▶ Entries:
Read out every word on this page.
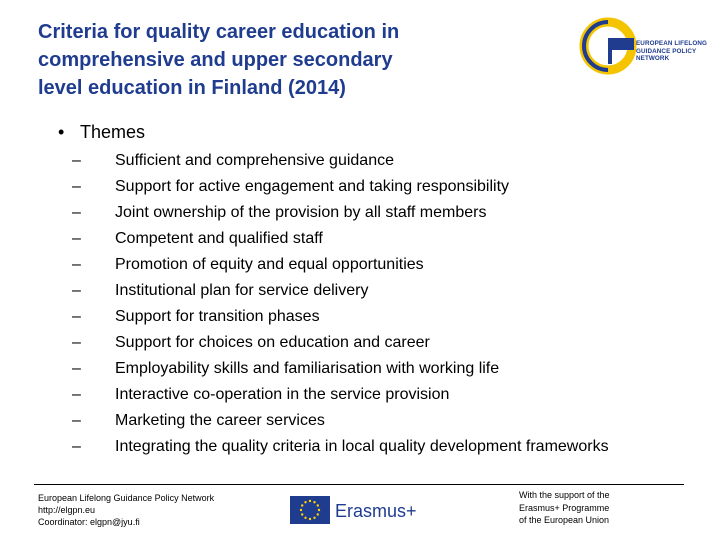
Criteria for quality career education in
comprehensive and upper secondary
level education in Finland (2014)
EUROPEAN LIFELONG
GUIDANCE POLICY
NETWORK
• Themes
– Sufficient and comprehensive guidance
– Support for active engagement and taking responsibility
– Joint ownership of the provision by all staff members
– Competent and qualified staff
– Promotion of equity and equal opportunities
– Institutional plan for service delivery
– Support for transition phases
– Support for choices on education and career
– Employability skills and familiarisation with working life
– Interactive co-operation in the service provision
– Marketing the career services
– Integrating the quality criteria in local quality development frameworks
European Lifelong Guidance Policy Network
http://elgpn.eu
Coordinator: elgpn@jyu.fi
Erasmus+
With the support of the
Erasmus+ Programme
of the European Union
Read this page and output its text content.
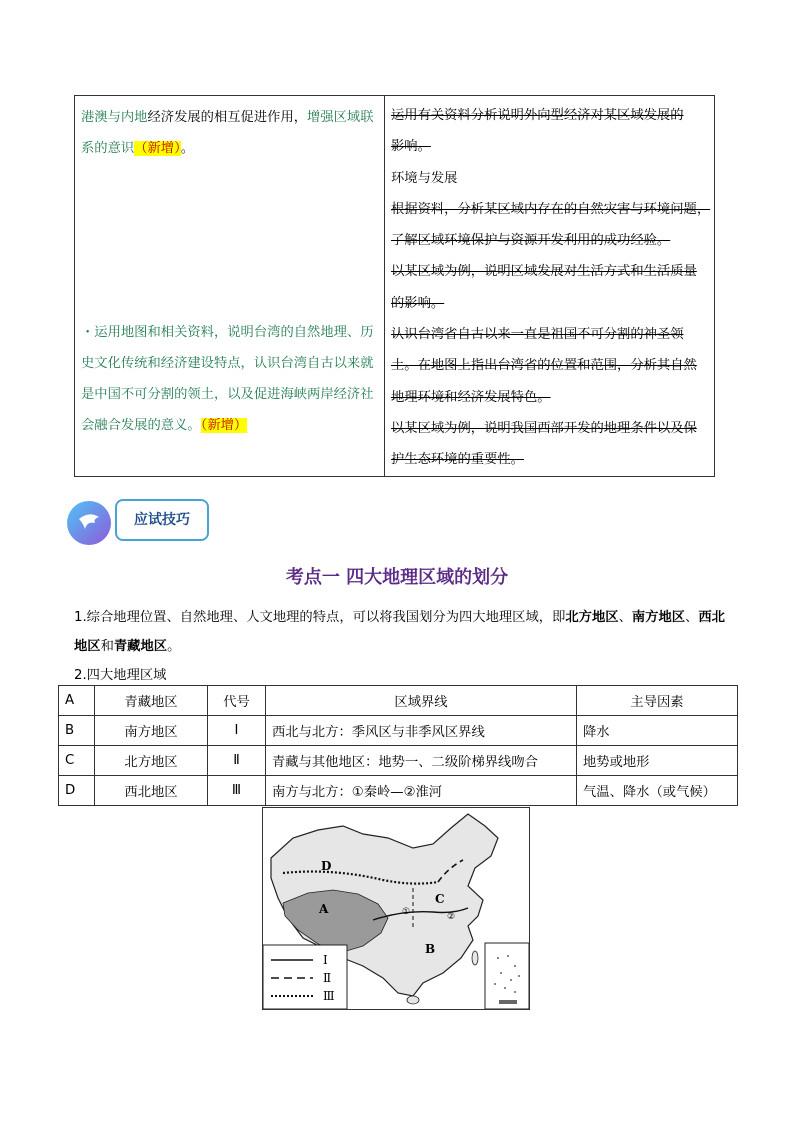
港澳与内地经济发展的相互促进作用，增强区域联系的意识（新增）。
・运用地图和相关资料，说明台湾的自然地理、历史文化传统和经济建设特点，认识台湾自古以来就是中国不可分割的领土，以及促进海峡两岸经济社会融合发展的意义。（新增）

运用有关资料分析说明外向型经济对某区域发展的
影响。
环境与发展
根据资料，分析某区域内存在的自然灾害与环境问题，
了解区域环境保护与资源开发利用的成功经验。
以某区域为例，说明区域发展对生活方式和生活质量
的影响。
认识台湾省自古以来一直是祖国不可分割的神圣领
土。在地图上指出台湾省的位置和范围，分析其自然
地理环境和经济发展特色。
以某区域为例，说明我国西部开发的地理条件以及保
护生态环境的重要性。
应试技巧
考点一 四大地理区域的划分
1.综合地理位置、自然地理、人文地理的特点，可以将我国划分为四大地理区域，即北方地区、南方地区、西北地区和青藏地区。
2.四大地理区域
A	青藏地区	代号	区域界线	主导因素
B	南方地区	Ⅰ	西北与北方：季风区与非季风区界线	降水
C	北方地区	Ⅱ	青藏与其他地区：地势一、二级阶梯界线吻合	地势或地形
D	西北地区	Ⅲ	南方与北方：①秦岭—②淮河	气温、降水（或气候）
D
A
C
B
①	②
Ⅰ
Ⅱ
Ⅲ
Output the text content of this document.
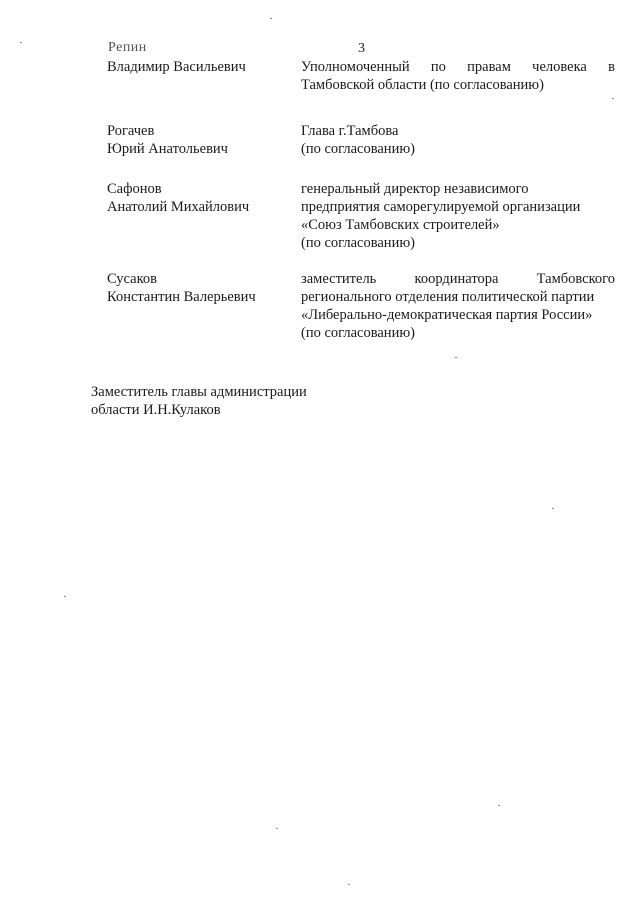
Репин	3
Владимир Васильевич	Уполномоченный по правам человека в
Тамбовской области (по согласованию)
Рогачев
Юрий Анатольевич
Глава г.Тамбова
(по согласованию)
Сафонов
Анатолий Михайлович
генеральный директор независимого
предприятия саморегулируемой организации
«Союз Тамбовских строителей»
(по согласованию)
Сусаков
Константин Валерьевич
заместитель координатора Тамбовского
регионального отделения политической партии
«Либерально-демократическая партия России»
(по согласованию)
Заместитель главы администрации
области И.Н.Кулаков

...

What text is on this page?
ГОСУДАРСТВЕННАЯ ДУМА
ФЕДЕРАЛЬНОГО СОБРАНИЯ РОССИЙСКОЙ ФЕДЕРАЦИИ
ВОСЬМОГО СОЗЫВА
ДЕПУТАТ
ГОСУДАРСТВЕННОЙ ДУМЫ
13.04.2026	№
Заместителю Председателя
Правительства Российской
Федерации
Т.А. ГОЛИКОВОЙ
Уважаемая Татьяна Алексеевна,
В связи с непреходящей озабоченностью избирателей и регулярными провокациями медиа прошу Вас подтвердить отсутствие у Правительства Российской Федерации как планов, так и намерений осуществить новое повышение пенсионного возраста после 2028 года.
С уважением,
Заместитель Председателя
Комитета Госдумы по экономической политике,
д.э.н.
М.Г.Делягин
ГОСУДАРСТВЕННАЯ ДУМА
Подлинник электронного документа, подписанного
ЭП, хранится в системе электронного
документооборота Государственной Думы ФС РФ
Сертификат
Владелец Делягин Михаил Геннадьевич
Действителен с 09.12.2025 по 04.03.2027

▶ Task goal:
How many lines in these entries hold the string "Правительства"? Answer with the number alone.

▶ Expected answer:
2